--- Records shown ---
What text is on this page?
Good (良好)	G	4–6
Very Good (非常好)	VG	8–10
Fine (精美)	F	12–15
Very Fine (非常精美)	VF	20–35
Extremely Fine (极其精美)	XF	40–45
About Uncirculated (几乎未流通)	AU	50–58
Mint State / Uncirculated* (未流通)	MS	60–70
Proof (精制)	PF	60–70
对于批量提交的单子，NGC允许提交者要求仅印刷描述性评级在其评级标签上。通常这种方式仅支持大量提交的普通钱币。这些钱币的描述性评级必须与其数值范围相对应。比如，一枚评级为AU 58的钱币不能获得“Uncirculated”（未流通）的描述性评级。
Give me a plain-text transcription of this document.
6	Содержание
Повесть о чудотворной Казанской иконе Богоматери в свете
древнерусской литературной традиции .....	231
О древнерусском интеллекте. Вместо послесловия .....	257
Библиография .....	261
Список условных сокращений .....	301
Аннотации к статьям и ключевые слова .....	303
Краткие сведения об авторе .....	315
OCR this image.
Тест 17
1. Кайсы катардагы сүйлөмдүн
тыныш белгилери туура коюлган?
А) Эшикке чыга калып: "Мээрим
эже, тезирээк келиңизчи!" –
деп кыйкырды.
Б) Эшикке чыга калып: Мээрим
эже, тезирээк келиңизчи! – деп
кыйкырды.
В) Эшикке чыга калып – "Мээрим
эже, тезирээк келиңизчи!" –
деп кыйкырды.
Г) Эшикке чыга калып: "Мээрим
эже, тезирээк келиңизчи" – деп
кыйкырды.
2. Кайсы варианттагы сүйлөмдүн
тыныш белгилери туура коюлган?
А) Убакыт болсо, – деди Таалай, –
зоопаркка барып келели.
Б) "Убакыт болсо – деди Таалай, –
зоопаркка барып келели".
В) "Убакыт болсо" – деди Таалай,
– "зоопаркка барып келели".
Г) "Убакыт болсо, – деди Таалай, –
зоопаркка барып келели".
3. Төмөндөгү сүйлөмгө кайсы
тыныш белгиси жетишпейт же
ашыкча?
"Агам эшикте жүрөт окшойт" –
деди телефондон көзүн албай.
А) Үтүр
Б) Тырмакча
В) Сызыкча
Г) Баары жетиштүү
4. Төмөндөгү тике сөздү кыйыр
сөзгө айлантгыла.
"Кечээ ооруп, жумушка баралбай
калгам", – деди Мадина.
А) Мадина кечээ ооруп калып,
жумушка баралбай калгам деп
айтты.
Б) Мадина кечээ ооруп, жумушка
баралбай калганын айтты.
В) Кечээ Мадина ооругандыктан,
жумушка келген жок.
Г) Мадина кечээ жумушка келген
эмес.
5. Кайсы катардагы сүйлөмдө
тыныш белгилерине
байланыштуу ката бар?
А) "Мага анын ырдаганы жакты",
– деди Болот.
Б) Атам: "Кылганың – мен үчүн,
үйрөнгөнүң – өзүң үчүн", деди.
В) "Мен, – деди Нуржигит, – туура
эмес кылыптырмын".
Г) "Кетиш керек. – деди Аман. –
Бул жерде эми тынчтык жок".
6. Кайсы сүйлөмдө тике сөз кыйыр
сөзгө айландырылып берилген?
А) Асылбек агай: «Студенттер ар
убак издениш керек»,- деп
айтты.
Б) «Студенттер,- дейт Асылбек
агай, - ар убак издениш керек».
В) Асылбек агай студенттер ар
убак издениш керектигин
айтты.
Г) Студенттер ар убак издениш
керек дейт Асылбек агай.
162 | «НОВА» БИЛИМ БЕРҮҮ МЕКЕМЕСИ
---
--- Records shown ---
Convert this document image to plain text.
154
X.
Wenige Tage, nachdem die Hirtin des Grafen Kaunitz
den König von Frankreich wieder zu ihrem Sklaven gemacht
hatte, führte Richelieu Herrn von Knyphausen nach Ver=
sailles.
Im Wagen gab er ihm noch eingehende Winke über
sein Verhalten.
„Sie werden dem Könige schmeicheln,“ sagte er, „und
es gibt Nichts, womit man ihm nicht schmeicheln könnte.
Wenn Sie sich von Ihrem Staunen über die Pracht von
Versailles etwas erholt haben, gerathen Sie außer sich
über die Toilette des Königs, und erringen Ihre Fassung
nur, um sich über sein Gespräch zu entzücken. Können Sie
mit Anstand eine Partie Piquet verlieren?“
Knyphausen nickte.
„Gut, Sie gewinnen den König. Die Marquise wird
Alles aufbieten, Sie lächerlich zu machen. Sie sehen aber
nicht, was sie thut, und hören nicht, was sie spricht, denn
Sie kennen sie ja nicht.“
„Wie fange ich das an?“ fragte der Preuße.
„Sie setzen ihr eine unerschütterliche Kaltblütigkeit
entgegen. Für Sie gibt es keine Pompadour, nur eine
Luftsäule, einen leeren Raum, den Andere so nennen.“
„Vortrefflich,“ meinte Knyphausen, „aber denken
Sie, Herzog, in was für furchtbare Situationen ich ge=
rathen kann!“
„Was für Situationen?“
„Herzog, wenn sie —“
---
--- Records shown ---
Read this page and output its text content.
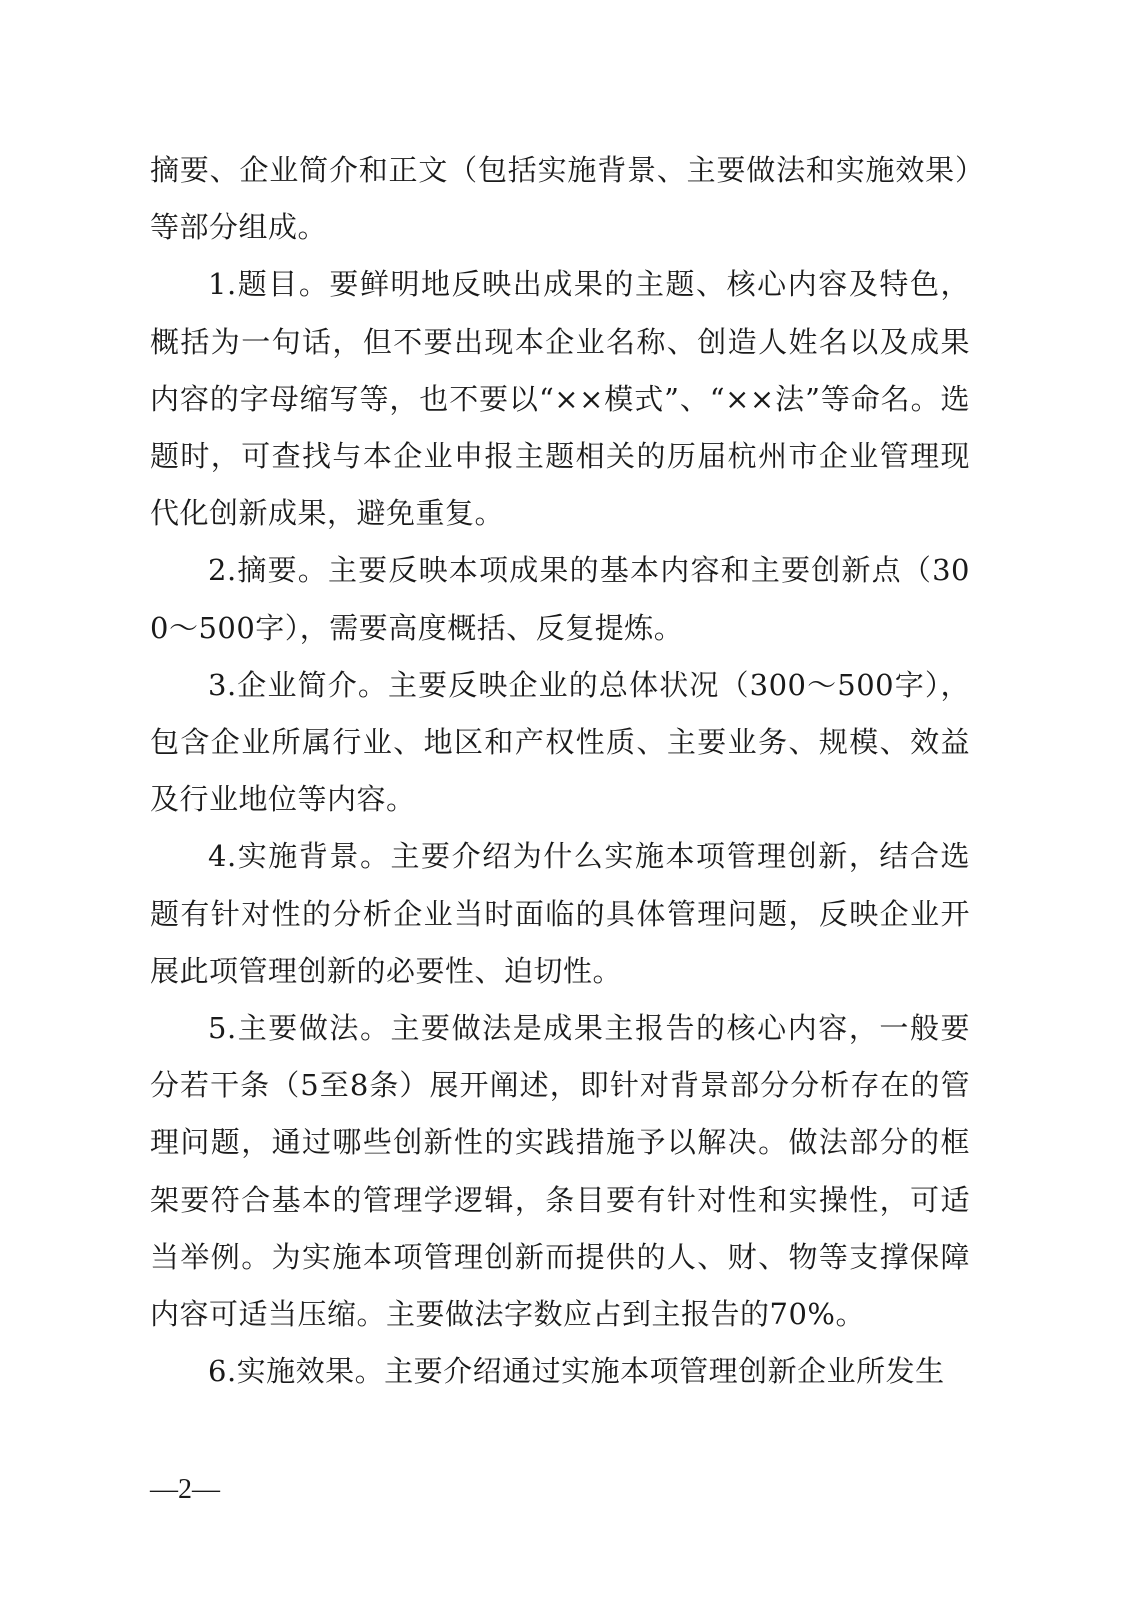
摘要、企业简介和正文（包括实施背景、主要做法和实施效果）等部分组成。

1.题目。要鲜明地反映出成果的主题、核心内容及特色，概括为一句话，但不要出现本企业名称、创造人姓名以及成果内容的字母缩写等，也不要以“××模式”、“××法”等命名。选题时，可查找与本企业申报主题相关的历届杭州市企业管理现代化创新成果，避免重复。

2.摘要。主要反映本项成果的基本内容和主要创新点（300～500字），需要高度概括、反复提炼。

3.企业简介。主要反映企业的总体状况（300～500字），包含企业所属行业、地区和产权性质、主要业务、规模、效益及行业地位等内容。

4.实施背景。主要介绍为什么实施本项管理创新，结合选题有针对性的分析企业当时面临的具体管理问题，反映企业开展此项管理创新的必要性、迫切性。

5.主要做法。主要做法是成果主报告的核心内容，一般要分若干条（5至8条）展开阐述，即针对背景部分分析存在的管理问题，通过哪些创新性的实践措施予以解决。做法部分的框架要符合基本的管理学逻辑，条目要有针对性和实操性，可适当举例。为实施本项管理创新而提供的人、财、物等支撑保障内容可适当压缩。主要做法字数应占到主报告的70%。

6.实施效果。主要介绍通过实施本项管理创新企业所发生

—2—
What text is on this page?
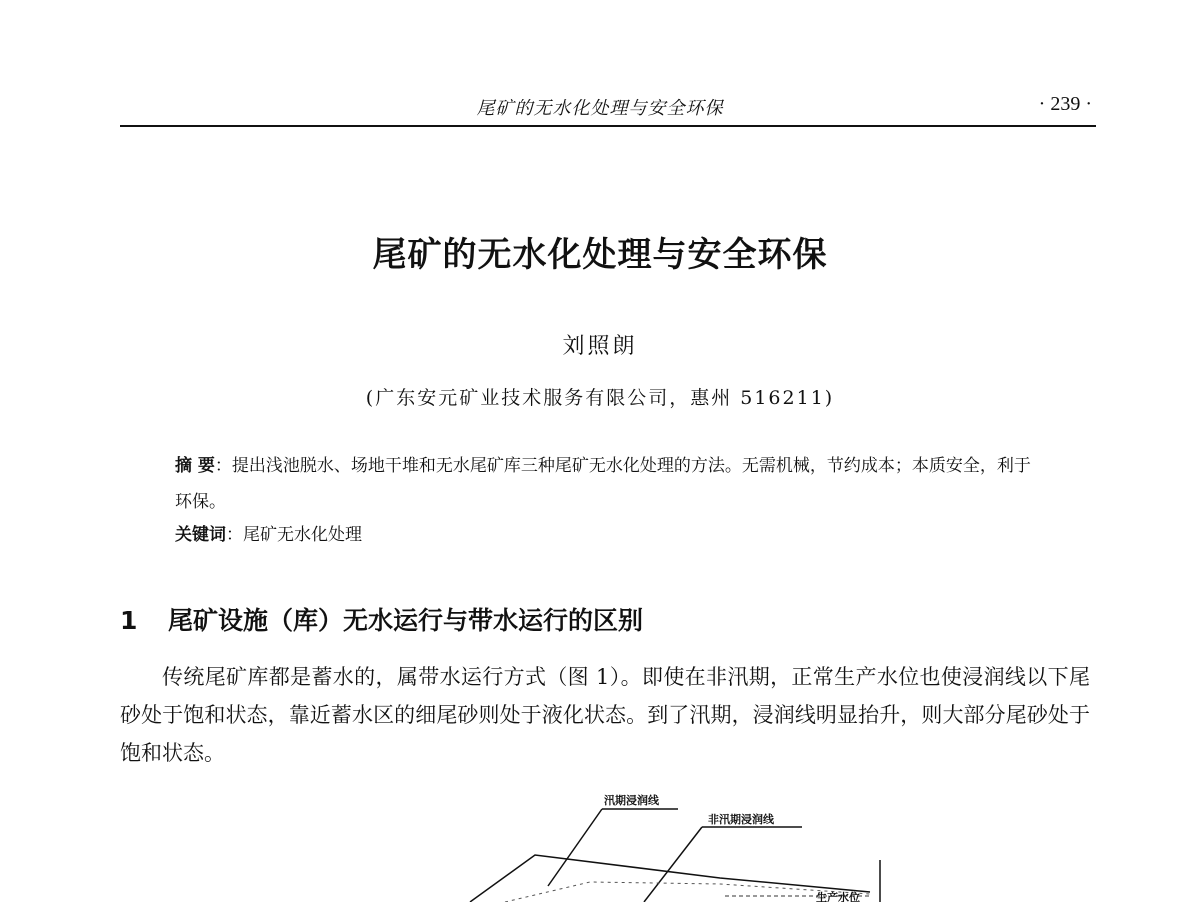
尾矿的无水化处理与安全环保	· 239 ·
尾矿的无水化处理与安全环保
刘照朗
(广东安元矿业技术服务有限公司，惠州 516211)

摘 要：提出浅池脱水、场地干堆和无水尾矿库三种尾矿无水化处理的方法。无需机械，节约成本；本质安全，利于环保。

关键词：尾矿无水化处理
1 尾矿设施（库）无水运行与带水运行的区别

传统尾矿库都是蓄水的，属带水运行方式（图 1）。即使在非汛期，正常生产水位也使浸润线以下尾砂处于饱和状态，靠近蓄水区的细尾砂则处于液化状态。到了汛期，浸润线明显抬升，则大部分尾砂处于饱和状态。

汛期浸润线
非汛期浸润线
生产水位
---
### Stated problem:
For each line of the listing that holds the word "gibt", show that line.

### Exercise response:
es gibt Nichts, womit man ihm nicht schmeicheln könnte.
entgegen. Für Sie gibt es keine Pompadour, nur eine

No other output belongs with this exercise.